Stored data
⁂

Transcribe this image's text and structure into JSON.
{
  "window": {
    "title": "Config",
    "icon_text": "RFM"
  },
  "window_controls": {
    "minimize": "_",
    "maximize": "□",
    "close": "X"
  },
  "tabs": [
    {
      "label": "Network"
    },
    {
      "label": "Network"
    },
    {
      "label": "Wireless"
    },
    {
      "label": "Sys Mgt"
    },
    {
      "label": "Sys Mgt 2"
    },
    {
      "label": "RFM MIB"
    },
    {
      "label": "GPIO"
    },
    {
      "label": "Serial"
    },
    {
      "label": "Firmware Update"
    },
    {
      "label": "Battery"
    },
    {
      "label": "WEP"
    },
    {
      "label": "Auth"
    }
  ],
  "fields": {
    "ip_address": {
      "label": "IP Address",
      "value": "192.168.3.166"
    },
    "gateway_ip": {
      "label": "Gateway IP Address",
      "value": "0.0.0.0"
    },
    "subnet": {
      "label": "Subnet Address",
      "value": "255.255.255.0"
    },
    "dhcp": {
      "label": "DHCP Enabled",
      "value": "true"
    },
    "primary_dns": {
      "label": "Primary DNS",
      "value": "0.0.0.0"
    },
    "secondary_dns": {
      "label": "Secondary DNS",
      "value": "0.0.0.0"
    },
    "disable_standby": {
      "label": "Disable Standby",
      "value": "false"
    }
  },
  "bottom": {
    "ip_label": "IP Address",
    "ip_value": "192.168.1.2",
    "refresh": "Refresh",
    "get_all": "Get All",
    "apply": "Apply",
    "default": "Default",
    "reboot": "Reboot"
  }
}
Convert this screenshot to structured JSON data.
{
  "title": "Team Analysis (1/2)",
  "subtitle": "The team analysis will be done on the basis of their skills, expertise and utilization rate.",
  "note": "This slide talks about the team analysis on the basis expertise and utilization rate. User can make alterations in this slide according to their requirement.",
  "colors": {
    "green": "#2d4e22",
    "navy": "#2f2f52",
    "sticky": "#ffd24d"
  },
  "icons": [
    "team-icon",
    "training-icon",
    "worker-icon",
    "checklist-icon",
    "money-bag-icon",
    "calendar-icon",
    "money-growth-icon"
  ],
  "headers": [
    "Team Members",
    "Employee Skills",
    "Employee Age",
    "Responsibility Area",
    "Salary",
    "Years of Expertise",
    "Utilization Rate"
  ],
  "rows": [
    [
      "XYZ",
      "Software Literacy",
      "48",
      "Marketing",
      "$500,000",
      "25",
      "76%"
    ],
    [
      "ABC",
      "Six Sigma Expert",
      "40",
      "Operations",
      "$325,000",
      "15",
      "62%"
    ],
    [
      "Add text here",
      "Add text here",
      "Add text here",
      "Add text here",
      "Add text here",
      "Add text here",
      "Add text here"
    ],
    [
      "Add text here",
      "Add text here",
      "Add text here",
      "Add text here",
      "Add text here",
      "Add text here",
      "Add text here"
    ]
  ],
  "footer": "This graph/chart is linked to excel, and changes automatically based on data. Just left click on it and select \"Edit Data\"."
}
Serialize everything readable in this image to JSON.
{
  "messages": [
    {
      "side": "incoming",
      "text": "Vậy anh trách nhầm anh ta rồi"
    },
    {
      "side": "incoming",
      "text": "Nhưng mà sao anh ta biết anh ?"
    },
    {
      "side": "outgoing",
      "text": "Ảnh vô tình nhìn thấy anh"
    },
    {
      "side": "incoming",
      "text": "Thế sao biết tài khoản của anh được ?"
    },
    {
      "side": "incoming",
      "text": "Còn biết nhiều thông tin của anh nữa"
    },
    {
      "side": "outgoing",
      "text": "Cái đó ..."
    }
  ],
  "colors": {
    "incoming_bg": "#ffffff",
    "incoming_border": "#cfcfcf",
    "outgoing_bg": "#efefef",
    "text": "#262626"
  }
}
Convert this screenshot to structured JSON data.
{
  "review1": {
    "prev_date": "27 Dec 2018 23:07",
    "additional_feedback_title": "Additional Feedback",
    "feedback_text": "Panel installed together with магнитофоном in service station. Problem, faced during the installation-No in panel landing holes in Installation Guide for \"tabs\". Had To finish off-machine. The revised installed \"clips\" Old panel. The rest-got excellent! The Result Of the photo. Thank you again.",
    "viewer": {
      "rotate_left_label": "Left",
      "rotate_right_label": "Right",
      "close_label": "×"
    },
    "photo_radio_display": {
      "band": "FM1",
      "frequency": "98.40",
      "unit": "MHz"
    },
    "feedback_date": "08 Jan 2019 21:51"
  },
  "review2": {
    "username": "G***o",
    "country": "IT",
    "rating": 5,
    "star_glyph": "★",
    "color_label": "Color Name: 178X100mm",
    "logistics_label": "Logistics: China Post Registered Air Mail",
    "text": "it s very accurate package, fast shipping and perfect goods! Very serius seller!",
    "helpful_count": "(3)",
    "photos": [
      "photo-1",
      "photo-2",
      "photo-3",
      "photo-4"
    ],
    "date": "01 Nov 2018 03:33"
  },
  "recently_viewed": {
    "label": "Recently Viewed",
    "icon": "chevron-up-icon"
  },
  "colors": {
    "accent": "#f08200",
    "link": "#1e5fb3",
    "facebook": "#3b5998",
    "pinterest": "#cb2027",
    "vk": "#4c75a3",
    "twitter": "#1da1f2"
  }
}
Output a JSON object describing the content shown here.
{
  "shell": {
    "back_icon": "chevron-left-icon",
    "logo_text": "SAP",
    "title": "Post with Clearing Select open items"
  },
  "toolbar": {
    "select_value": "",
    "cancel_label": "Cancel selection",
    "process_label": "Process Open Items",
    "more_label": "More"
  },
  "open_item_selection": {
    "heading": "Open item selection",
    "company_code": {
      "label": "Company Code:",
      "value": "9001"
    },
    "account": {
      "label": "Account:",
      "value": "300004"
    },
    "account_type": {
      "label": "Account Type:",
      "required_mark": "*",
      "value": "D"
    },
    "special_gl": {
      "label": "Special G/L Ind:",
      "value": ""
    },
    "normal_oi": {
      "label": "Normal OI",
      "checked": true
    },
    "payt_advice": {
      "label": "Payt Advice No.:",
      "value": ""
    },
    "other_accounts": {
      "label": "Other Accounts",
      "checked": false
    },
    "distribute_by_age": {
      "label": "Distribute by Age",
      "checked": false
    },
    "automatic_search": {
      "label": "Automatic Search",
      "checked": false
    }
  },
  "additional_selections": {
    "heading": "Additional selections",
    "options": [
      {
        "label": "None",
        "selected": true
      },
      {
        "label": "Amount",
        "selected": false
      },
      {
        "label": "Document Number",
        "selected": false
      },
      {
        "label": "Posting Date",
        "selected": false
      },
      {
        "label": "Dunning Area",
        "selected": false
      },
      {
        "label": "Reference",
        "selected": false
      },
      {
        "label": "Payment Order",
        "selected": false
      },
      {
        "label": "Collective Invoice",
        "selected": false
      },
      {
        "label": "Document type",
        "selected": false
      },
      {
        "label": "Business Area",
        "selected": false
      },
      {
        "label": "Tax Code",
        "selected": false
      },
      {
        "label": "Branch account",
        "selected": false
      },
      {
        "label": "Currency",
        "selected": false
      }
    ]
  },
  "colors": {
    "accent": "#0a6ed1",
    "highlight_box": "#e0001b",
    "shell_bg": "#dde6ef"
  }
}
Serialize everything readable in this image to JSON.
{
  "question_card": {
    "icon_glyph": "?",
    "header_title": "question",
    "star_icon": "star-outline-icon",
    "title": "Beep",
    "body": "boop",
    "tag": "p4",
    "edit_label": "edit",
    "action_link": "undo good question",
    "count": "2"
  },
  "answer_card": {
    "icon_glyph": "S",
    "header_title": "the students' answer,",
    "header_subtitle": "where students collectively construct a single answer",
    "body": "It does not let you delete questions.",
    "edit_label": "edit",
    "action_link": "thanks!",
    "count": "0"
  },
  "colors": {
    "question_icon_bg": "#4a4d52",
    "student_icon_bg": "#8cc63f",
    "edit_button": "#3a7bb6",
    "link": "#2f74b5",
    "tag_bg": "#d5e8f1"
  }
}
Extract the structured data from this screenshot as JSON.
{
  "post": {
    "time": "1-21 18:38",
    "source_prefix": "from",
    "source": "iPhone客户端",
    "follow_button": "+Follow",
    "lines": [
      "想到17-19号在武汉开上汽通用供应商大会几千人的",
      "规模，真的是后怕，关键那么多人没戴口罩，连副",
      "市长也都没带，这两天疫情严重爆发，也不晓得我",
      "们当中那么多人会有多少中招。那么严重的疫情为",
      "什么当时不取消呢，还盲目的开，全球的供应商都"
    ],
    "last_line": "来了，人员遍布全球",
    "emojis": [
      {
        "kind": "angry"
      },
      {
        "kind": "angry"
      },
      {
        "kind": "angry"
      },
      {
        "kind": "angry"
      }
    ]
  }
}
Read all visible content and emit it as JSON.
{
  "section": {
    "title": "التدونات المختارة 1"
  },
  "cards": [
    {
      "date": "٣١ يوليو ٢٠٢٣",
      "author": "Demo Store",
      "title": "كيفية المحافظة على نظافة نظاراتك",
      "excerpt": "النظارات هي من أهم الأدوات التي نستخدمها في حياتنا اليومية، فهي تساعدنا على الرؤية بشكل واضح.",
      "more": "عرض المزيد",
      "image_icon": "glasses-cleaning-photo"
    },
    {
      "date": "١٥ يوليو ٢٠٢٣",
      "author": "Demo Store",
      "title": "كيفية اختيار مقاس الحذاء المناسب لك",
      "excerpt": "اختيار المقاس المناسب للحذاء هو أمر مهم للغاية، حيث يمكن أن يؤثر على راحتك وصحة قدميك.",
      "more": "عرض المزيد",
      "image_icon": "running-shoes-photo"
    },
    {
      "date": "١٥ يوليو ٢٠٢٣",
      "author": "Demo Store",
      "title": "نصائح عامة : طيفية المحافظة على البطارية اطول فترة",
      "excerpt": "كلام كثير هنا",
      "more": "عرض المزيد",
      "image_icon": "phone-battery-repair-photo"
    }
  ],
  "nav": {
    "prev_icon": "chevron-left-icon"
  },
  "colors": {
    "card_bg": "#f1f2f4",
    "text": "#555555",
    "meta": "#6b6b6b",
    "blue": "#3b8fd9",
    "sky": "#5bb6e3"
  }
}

⁂

Every line of the listing that holds "اختيار" is to be counted; give only the resulting number.

*Answer to the problem*
2